[Task description]:
Print the entire listing below line for line, changing nothing.

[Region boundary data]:
========
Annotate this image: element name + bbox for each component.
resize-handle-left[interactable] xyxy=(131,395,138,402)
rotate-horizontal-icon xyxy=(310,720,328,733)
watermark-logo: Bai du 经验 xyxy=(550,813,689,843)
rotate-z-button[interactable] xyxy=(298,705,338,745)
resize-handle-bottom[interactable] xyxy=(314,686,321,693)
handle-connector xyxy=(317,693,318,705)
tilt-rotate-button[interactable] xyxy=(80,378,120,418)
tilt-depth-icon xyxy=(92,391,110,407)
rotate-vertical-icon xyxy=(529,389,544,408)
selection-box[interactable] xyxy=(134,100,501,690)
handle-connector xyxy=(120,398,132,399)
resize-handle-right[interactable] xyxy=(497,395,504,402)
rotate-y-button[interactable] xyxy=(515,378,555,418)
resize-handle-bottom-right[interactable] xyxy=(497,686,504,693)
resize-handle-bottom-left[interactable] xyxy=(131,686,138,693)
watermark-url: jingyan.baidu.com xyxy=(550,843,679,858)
========
[Response to the exercise]:
Annotate this image: element name + bbox for each component.
resize-handle-left[interactable] xyxy=(131,395,138,402)
rotate-horizontal-icon xyxy=(310,720,328,733)
watermark-logo: Bai du 经验 xyxy=(550,813,689,843)
rotate-z-button[interactable] xyxy=(298,705,338,745)
resize-handle-bottom[interactable] xyxy=(314,686,321,693)
handle-connector xyxy=(317,693,318,705)
tilt-rotate-button[interactable] xyxy=(80,378,120,418)
tilt-depth-icon xyxy=(92,391,110,407)
rotate-vertical-icon xyxy=(529,389,544,408)
selection-box[interactable] xyxy=(134,100,501,690)
handle-connector xyxy=(120,398,132,399)
resize-handle-right[interactable] xyxy=(497,395,504,402)
rotate-y-button[interactable] xyxy=(515,378,555,418)
resize-handle-bottom-right[interactable] xyxy=(497,686,504,693)
resize-handle-bottom-left[interactable] xyxy=(131,686,138,693)
watermark-url: jingyan.baidu.com xyxy=(550,843,679,858)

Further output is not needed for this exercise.